* _TASK STATEMENT_
Please quote only the lines that start at the one with "Serialize everything readable" and go on to the last line of the data, both ends kept.

* _MATERIAL FOR THIS EXERCISE_
** START **
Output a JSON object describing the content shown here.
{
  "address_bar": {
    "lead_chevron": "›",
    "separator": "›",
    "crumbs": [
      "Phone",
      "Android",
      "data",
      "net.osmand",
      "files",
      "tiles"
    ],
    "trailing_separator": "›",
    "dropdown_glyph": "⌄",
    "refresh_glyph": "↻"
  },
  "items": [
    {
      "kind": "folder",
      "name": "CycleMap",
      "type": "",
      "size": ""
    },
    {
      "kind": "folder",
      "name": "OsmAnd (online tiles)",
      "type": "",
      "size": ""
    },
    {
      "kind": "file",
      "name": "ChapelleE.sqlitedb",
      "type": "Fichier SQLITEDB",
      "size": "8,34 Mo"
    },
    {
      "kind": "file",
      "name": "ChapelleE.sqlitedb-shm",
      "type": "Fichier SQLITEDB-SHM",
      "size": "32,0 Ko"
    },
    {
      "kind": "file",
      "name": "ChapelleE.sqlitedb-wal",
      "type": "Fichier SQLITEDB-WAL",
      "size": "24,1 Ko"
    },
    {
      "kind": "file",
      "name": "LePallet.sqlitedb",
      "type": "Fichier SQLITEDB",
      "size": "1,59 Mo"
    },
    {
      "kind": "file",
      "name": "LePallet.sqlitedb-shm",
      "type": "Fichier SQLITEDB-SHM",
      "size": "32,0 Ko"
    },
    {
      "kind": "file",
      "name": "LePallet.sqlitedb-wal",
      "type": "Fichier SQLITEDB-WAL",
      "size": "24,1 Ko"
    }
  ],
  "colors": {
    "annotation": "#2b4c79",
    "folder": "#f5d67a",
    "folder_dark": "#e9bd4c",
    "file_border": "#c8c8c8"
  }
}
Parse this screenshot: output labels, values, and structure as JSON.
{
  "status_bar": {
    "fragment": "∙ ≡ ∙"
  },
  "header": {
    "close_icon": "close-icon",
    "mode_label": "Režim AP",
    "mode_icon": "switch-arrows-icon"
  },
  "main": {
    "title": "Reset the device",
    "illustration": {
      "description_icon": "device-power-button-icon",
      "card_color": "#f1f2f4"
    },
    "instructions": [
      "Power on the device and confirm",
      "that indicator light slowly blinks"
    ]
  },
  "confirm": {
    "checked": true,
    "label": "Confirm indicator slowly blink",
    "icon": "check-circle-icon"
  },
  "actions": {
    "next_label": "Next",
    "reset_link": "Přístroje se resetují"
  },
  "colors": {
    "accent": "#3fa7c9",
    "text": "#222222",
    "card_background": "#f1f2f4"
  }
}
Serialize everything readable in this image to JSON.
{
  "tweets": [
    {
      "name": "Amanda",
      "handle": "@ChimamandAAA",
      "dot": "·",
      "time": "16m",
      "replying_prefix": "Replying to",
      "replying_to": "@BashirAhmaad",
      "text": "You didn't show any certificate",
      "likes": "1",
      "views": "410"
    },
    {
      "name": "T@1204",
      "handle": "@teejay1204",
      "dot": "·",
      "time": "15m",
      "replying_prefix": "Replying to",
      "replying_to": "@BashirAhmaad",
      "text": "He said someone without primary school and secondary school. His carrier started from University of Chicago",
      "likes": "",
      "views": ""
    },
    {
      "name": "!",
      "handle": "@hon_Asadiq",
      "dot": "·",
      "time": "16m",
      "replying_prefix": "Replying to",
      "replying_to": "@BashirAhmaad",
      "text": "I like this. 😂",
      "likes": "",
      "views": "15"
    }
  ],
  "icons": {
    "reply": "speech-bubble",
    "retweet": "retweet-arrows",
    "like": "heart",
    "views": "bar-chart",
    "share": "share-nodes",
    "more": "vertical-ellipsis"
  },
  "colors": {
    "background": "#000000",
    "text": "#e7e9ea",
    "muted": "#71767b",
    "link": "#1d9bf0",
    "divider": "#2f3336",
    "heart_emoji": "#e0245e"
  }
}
** END **
* _RESULT FOR THIS TASK_
Serialize everything readable in this image to JSON.
{
  "tweets": [
    {
      "name": "Amanda",
      "handle": "@ChimamandAAA",
      "dot": "·",
      "time": "16m",
      "replying_prefix": "Replying to",
      "replying_to": "@BashirAhmaad",
      "text": "You didn't show any certificate",
      "likes": "1",
      "views": "410"
    },
    {
      "name": "T@1204",
      "handle": "@teejay1204",
      "dot": "·",
      "time": "15m",
      "replying_prefix": "Replying to",
      "replying_to": "@BashirAhmaad",
      "text": "He said someone without primary school and secondary school. His carrier started from University of Chicago",
      "likes": "",
      "views": ""
    },
    {
      "name": "!",
      "handle": "@hon_Asadiq",
      "dot": "·",
      "time": "16m",
      "replying_prefix": "Replying to",
      "replying_to": "@BashirAhmaad",
      "text": "I like this. 😂",
      "likes": "",
      "views": "15"
    }
  ],
  "icons": {
    "reply": "speech-bubble",
    "retweet": "retweet-arrows",
    "like": "heart",
    "views": "bar-chart",
    "share": "share-nodes",
    "more": "vertical-ellipsis"
  },
  "colors": {
    "background": "#000000",
    "text": "#e7e9ea",
    "muted": "#71767b",
    "link": "#1d9bf0",
    "divider": "#2f3336",
    "heart_emoji": "#e0245e"
  }
}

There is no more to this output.